Search the records for "комитета". Copy every line where it appears.
* START *
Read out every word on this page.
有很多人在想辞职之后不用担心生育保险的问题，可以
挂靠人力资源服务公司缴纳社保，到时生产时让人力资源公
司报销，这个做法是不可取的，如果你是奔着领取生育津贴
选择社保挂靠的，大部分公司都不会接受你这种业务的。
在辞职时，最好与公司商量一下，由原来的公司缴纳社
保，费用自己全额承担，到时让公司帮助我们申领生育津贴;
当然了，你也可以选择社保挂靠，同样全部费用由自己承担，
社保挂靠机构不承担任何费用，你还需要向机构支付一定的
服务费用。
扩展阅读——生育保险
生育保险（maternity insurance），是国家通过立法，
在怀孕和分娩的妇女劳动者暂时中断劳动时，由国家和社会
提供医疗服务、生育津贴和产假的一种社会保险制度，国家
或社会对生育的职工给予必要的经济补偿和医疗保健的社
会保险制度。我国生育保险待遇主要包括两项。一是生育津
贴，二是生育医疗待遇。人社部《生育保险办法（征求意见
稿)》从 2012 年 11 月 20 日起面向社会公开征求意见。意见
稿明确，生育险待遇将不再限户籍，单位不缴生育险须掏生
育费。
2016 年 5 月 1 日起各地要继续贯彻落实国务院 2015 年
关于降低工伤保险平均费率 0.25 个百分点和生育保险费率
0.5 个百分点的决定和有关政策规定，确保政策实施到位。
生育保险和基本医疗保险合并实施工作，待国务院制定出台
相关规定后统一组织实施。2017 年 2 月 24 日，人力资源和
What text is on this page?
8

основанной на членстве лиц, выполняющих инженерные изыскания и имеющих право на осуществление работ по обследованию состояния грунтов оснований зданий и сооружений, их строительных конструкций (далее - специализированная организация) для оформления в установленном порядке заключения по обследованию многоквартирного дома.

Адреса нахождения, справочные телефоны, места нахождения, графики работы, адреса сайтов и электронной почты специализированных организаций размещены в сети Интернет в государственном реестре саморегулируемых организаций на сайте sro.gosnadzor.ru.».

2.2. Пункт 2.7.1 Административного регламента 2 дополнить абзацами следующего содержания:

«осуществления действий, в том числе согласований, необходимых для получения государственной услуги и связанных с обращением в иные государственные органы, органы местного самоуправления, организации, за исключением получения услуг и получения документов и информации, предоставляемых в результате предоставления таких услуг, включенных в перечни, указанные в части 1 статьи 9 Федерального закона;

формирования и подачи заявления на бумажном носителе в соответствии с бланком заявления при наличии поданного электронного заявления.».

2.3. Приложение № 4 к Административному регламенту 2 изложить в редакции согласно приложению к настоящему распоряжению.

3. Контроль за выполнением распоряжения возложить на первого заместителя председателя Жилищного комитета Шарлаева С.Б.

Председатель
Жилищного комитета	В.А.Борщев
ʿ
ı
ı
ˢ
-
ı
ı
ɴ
* END *
CORRECT ANSWER ▸
3. Контроль за выполнением распоряжения возложить на первого заместителя председателя Жилищного комитета Шарлаева С.Б.
Жилищного комитета	В.А.Борщев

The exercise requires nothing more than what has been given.